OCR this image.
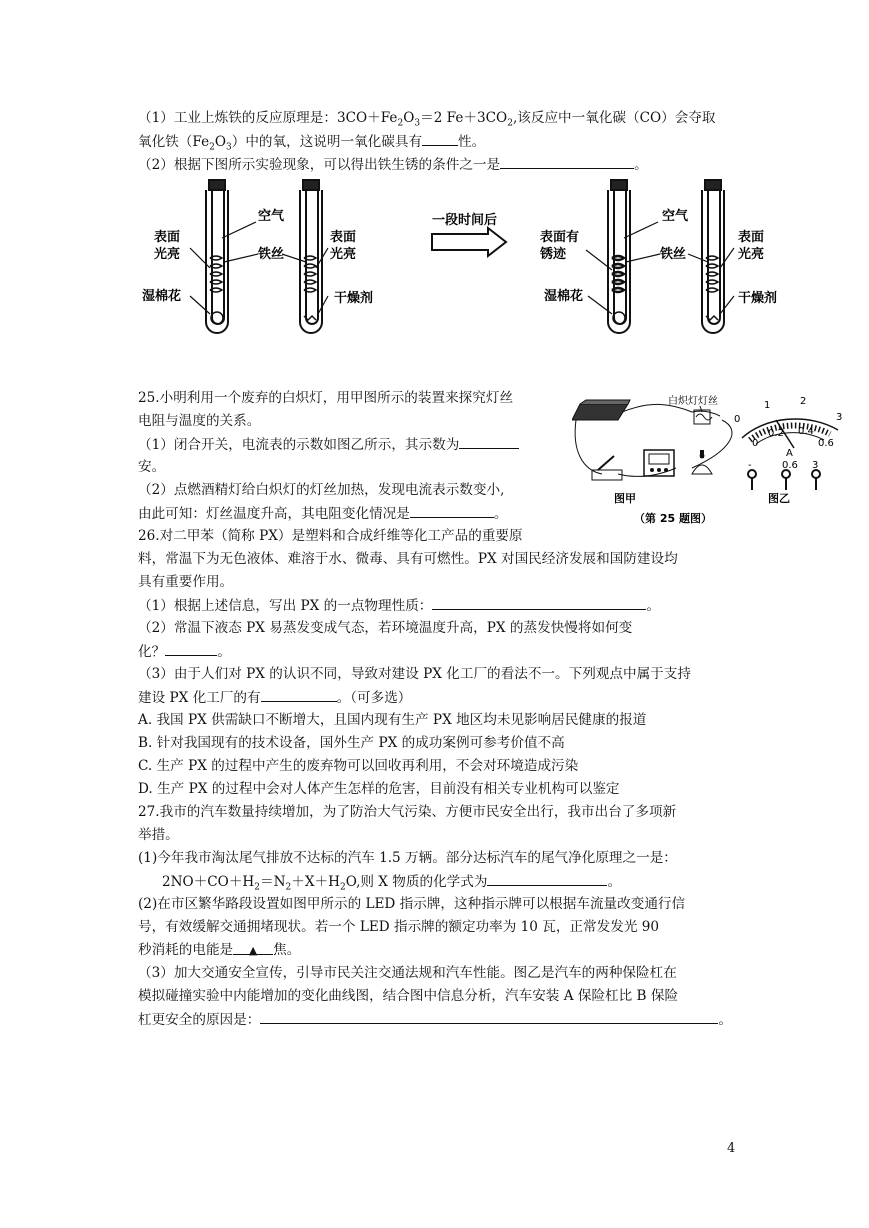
（1）工业上炼铁的反应原理是：$3CO+Fe_2O_3=2$ $Fe+3CO_2$,该反应中一氧化碳（CO）会夺取
氧化铁$(Fe_2O_3)$中的氧，这说明一氧化碳具有	性。
（2）根据下图所示实验现象，可以得出铁生锈的条件之一是	。
表面
光亮
空气
铁丝
表面
光亮
湿棉花	干燥剂
一段时间后
表面有
锈迹
空气
铁丝
表面
光亮
湿棉花	干燥剂
25.小明利用一个废弃的白炽灯，用甲图所示的装置来探究灯丝
电阻与温度的关系。
（1）闭合开关，电流表的示数如图乙所示，其示数为
安。
（2）点燃酒精灯给白炽灯的灯丝加热，发现电流表示数变小,
由此可知：灯丝温度升高，其电阻变化情况是	。
白炽灯灯丝
图甲
0
1	2
3
0
0.2 0.4
0.6
A
0.6 3
-
图乙
（第 25 题图）
26.对二甲苯（简称 PX）是塑料和合成纤维等化工产品的重要原
料，常温下为无色液体、难溶于水、微毒、具有可燃性。PX 对国民经济发展和国防建设均
具有重要作用。
（1）根据上述信息，写出 PX 的一点物理性质：	。
（2）常温下液态 PX 易蒸发变成气态，若环境温度升高，PX 的蒸发快慢将如何变
化？	。
（3）由于人们对 PX 的认识不同，导致对建设 PX 化工厂的看法不一。下列观点中属于支持
建设 PX 化工厂的有	。（可多选）
A. 我国 PX 供需缺口不断增大，且国内现有生产 PX 地区均未见影响居民健康的报道
B. 针对我国现有的技术设备，国外生产 PX 的成功案例可参考价值不高
C. 生产 PX 的过程中产生的废弃物可以回收再利用，不会对环境造成污染
D. 生产 PX 的过程中会对人体产生怎样的危害，目前没有相关专业机构可以鉴定
27.我市的汽车数量持续增加，为了防治大气污染、方便市民安全出行，我市出台了多项新
举措。
(1)今年我市淘汰尾气排放不达标的汽车 1.5 万辆。部分达标汽车的尾气净化原理之一是：
$2NO+CO+H_2=N_2+X+H_2O$,则 X 物质的化学式为	。
(2)在市区繁华路段设置如图甲所示的 LED 指示牌，这种指示牌可以根据车流量改变通行信
号，有效缓解交通拥堵现状。若一个 LED 指示牌的额定功率为 10 瓦，正常发发光 90
秒消耗的电能是 ▲ 焦。
（3）加大交通安全宣传，引导市民关注交通法规和汽车性能。图乙是汽车的两种保险杠在
模拟碰撞实验中内能增加的变化曲线图，结合图中信息分析，汽车安装 A 保险杠比 B 保险
杠更安全的原因是：	。
4
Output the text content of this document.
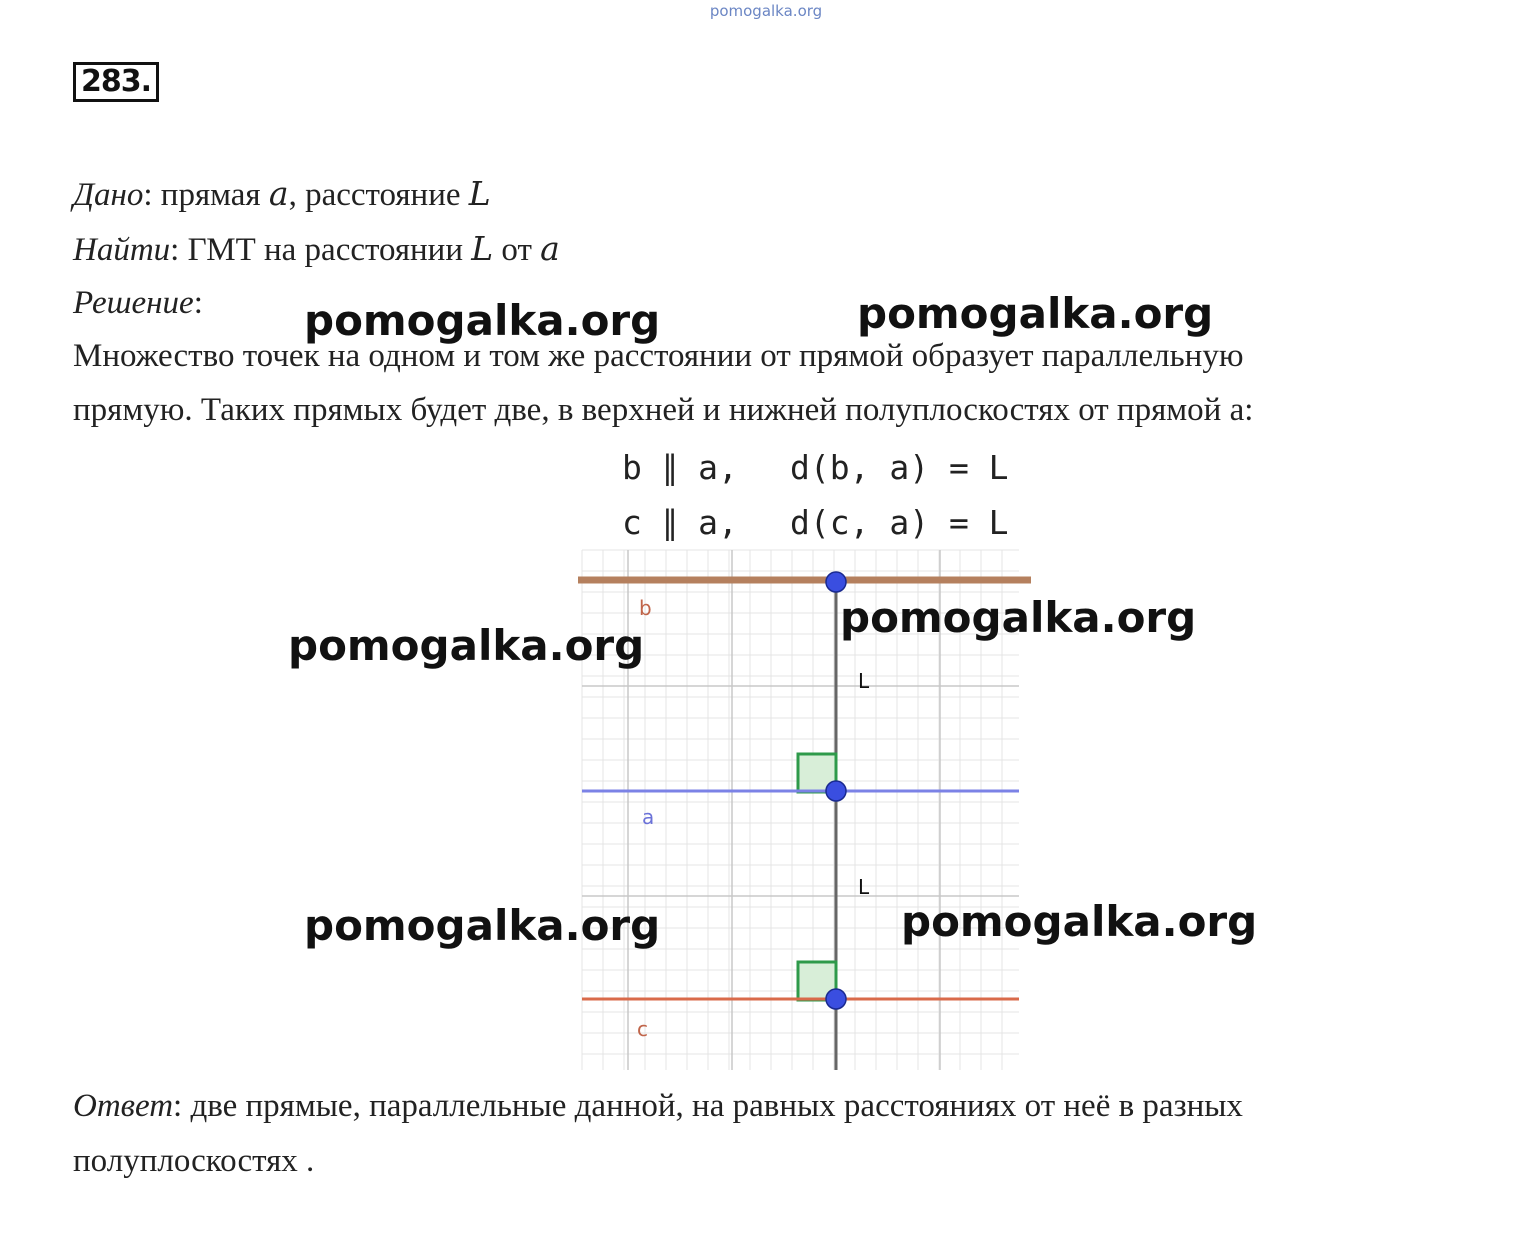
pomogalka.org
283.
Дано: прямая a, расстояние L
Найти: ГМТ на расстоянии L от a
Решение:
Множество точек на одном и том же расстоянии от прямой образует параллельную
прямую. Таких прямых будет две, в верхней и нижней полуплоскостях от прямой а:
b ∥ a, d(b, a) = L
c ∥ a, d(c, a) = L
b
a
c
L
L
pomogalka.org	pomogalka.org
pomogalka.org
pomogalka.org
pomogalka.org	pomogalka.org
Ответ: две прямые, параллельные данной, на равных расстояниях от неё в разных
полуплоскостях .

*Requirement*
Pictures are excluded; repeat every record exactly.

*Response to the exercise*
OCR this image.
（1）工业上炼铁的反应原理是：$3CO+Fe_2O_3=2$ $Fe+3CO_2$,该反应中一氧化碳（CO）会夺取
氧化铁$(Fe_2O_3)$中的氧，这说明一氧化碳具有	性。
（2）根据下图所示实验现象，可以得出铁生锈的条件之一是	。
表面
光亮
空气
铁丝
表面
光亮
湿棉花	干燥剂
一段时间后
表面有
锈迹
空气
铁丝
表面
光亮
湿棉花	干燥剂
25.小明利用一个废弃的白炽灯，用甲图所示的装置来探究灯丝
电阻与温度的关系。
（1）闭合开关，电流表的示数如图乙所示，其示数为
安。
（2）点燃酒精灯给白炽灯的灯丝加热，发现电流表示数变小,
由此可知：灯丝温度升高，其电阻变化情况是	。
白炽灯灯丝
图甲
0
1	2
3
0
0.2 0.4
0.6
A
0.6 3
-
图乙
（第 25 题图）
26.对二甲苯（简称 PX）是塑料和合成纤维等化工产品的重要原
料，常温下为无色液体、难溶于水、微毒、具有可燃性。PX 对国民经济发展和国防建设均
具有重要作用。
（1）根据上述信息，写出 PX 的一点物理性质：	。
（2）常温下液态 PX 易蒸发变成气态，若环境温度升高，PX 的蒸发快慢将如何变
化？	。
（3）由于人们对 PX 的认识不同，导致对建设 PX 化工厂的看法不一。下列观点中属于支持
建设 PX 化工厂的有	。（可多选）
A. 我国 PX 供需缺口不断增大，且国内现有生产 PX 地区均未见影响居民健康的报道
B. 针对我国现有的技术设备，国外生产 PX 的成功案例可参考价值不高
C. 生产 PX 的过程中产生的废弃物可以回收再利用，不会对环境造成污染
D. 生产 PX 的过程中会对人体产生怎样的危害，目前没有相关专业机构可以鉴定
27.我市的汽车数量持续增加，为了防治大气污染、方便市民安全出行，我市出台了多项新
举措。
(1)今年我市淘汰尾气排放不达标的汽车 1.5 万辆。部分达标汽车的尾气净化原理之一是：
$2NO+CO+H_2=N_2+X+H_2O$,则 X 物质的化学式为	。
(2)在市区繁华路段设置如图甲所示的 LED 指示牌，这种指示牌可以根据车流量改变通行信
号，有效缓解交通拥堵现状。若一个 LED 指示牌的额定功率为 10 瓦，正常发发光 90
秒消耗的电能是 ▲ 焦。
（3）加大交通安全宣传，引导市民关注交通法规和汽车性能。图乙是汽车的两种保险杠在
模拟碰撞实验中内能增加的变化曲线图，结合图中信息分析，汽车安装 A 保险杠比 B 保险
杠更安全的原因是：	。
4
Output the text content of this document.
pomogalka.org
283.
Дано: прямая a, расстояние L
Найти: ГМТ на расстоянии L от a
Решение:
Множество точек на одном и том же расстоянии от прямой образует параллельную
прямую. Таких прямых будет две, в верхней и нижней полуплоскостях от прямой а:
b ∥ a, d(b, a) = L
c ∥ a, d(c, a) = L
b
a
c
L
L
pomogalka.org	pomogalka.org
pomogalka.org
pomogalka.org
pomogalka.org	pomogalka.org
Ответ: две прямые, параллельные данной, на равных расстояниях от неё в разных
полуплоскостях .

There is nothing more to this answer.